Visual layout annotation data
* * * *

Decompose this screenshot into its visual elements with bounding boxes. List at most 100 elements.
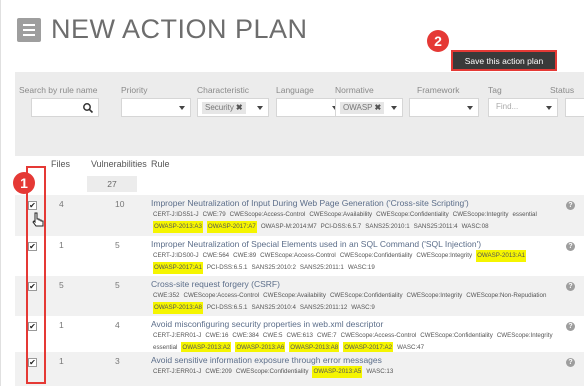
rule-tag: OWASP-2013:A8 (153, 302, 203, 314)
table-row[interactable]: ✔ 5 5 Cross-site request forgery (CSRF) CWE:… (15, 276, 584, 316)
characteristic-select[interactable]: Security ✖ (197, 98, 269, 117)
framework-label: Framework (417, 85, 460, 95)
rule-tag: CWE:16 (205, 332, 229, 339)
rule-tag: CWE:79 (202, 211, 226, 218)
search-icon (83, 103, 94, 114)
rule-tags: CERT-J:IDS51-J CWE:79 CWEScope:Access-Cont… (153, 209, 563, 233)
rule-tag: CWEScope:Integrity (416, 252, 473, 259)
vulnerabilities-count: 10 (115, 199, 125, 209)
chevron-down-icon (546, 106, 552, 110)
rule-tag: CWE:352 (153, 292, 180, 299)
rule-tag: CWEScope:Access-Control (183, 292, 260, 299)
rule-tag: SANS25:2011:12 (299, 304, 348, 311)
rule-tag: CWEScope:Confidentiality (329, 292, 403, 299)
rule-tag: CERT-J:IDS51-J (153, 211, 199, 218)
rule-tag: CWEScope:Confidentiality (339, 252, 413, 259)
rule-tag: CWEScope:Confidentiality (376, 211, 449, 218)
table-row[interactable]: ✔ 1 5 Improper Neutralization of Special El… (15, 236, 584, 276)
rule-tag: CWEScope:Integrity (406, 292, 463, 299)
table-row[interactable]: ✔ 4 10 Improper Neutralization of Input Dur… (15, 195, 584, 236)
rule-tag: CWEScope:Integrity (452, 211, 509, 218)
rule-tag: essential (512, 211, 537, 218)
rule-tag: SANS25:2010:2 (251, 264, 296, 271)
close-icon[interactable]: ✖ (374, 103, 381, 112)
rule-tag: CWEScope:Non-Repudiation (466, 292, 547, 299)
search-label: Search by rule name (19, 85, 98, 95)
files-count: 1 (59, 320, 64, 330)
help-icon[interactable]: ? (566, 242, 575, 251)
characteristic-chip[interactable]: Security ✖ (202, 102, 246, 114)
chevron-down-icon (467, 106, 473, 110)
rule-tag: CERT-J:ERR01-J (153, 368, 202, 375)
files-count: 5 (59, 280, 64, 290)
rule-tag: CWE:564 (202, 252, 230, 259)
language-label: Language (276, 85, 314, 95)
rule-tag: OWASP-2017:A1 (153, 262, 203, 274)
rule-tag: OWASP-2017:A7 (206, 221, 257, 233)
files-count: 1 (59, 240, 64, 250)
vulnerabilities-total: 27 (87, 176, 137, 192)
status-select[interactable] (565, 98, 584, 117)
annotation-badge-2: 2 (427, 30, 449, 52)
help-icon[interactable]: ? (566, 358, 575, 367)
rule-tag: WASC:08 (461, 223, 489, 230)
rule-tag: PCI-DSS:6.5.1 (206, 304, 248, 311)
filter-panel: Search by rule name Priority Characteris… (15, 72, 584, 156)
chevron-down-icon (179, 106, 185, 110)
rule-name-link[interactable]: Improper Neutralization of Special Eleme… (151, 239, 481, 249)
rule-tag: OWASP-2013:A5 (312, 366, 363, 378)
normative-chip-label: OWASP (343, 103, 373, 112)
rule-tag: SANS25:2010:1 (365, 223, 410, 230)
menu-icon[interactable] (17, 18, 41, 42)
rule-tag: CWE:7 (317, 332, 337, 339)
rule-name-link[interactable]: Improper Neutralization of Input During … (151, 198, 469, 208)
rule-tag: PCI-DSS:6.5.1 (206, 264, 248, 271)
rule-tag: CWE:613 (286, 332, 313, 339)
rule-tags: CERT-J:ERR01-J CWE:209 CWEScope:Confidenti… (153, 366, 563, 378)
rule-tag: CERT-J:IDS00-J (153, 252, 199, 259)
files-count: 4 (59, 199, 64, 209)
annotation-badge-1: 1 (13, 172, 35, 194)
save-button[interactable]: Save this action plan (451, 50, 557, 71)
close-icon[interactable]: ✖ (236, 103, 243, 112)
characteristic-label: Characteristic (197, 85, 249, 95)
help-icon[interactable]: ? (566, 282, 575, 291)
normative-label: Normative (335, 85, 374, 95)
vulnerabilities-count: 3 (115, 356, 120, 366)
table-row[interactable]: ✔ 1 4 Avoid misconfiguring security propert… (15, 316, 584, 354)
framework-select[interactable] (409, 98, 479, 117)
rule-name-link[interactable]: Cross-site request forgery (CSRF) (151, 279, 280, 289)
rule-tags: CWE:352 CWEScope:Access-Control CWEScope:A… (153, 290, 563, 314)
rule-tag: WASC:13 (366, 368, 394, 375)
search-input[interactable] (31, 98, 99, 117)
normative-chip[interactable]: OWASP ✖ (340, 102, 385, 114)
characteristic-chip-label: Security (205, 103, 234, 112)
rule-tag: CWE:89 (233, 252, 257, 259)
rule-tag: CERT-J:ERR01-J (153, 332, 202, 339)
help-icon[interactable]: ? (566, 201, 575, 210)
help-icon[interactable]: ? (566, 322, 575, 331)
column-header-rule[interactable]: Rule (151, 159, 170, 169)
tag-select[interactable]: Find... (488, 98, 558, 117)
language-select[interactable] (276, 98, 344, 117)
rule-name-link[interactable]: Avoid misconfiguring security properties… (151, 319, 383, 329)
rule-tag: CWEScope:Availability (263, 292, 326, 299)
rule-tag: CWE:384 (232, 332, 259, 339)
rule-tag: CWEScope:Access-Control (340, 332, 417, 339)
table-row[interactable]: ✔ 1 3 Avoid sensitive information exposure … (15, 352, 584, 386)
rule-tag: SANS25:2011:1 (299, 264, 344, 271)
rule-tag: SANS25:2011:4 (413, 223, 458, 230)
rule-tag: OWASP-2013:A3 (153, 221, 203, 233)
rule-tag: CWEScope:Confidentiality (420, 332, 493, 339)
vulnerabilities-count: 5 (115, 280, 120, 290)
annotation-box (26, 166, 46, 384)
normative-select[interactable]: OWASP ✖ (335, 98, 403, 117)
rule-tag: CWE:209 (205, 368, 232, 375)
rule-name-link[interactable]: Avoid sensitive information exposure thr… (151, 355, 382, 365)
priority-select[interactable] (121, 98, 191, 117)
hand-cursor-icon (32, 212, 44, 227)
page: NEW ACTION PLAN 2 Search by rule name Pr… (0, 0, 584, 386)
column-header-vulnerabilities[interactable]: Vulnerabilities (91, 159, 147, 169)
rule-tag: CWE:5 (262, 332, 283, 339)
column-header-files[interactable]: Files (51, 159, 70, 169)
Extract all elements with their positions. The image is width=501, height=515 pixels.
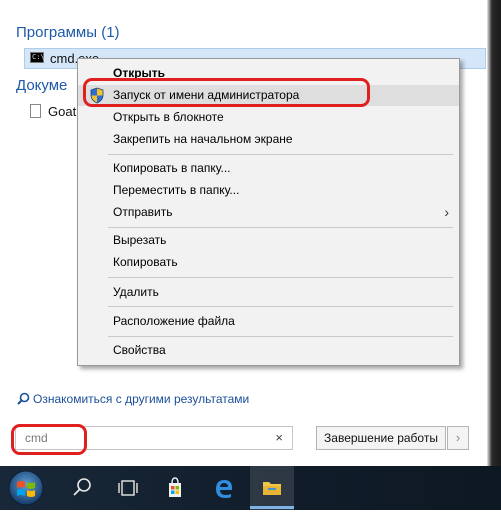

* * * *

What to work on: Update the lines between the one containing "rule-tag: OWASP-2013:A8 (153, 302, 203, 314)" and the one containing "rule-tag: CWEScope:Confidentiality (376, 211, 449, 218)", inclusive, so that "Confidentiality" becomes "Secrecy" throughout and nothing else changes.

Answer in full:
rule-tag: OWASP-2013:A8 (153, 302, 203, 314)
table-row[interactable]: ✔ 5 5 Cross-site request forgery (CSRF) CWE:… (15, 276, 584, 316)
characteristic-select[interactable]: Security ✖ (197, 98, 269, 117)
framework-label: Framework (417, 85, 460, 95)
rule-tag: CWE:16 (205, 332, 229, 339)
rule-tag: CWE:79 (202, 211, 226, 218)
search-icon (83, 103, 94, 114)
rule-tags: CERT-J:IDS51-J CWE:79 CWEScope:Access-Cont… (153, 209, 563, 233)
rule-tag: CWEScope:Integrity (416, 252, 473, 259)
vulnerabilities-count: 10 (115, 199, 125, 209)
chevron-down-icon (546, 106, 552, 110)
rule-tag: CWE:352 (153, 292, 180, 299)
rule-tag: CWEScope:Access-Control (183, 292, 260, 299)
rule-tag: SANS25:2011:12 (299, 304, 348, 311)
rule-tag: CWEScope:Secrecy (329, 292, 403, 299)
rule-tag: CERT-J:IDS51-J (153, 211, 199, 218)
rule-tag: CWEScope:Secrecy (339, 252, 413, 259)
rule-tag: CWEScope:Secrecy (376, 211, 449, 218)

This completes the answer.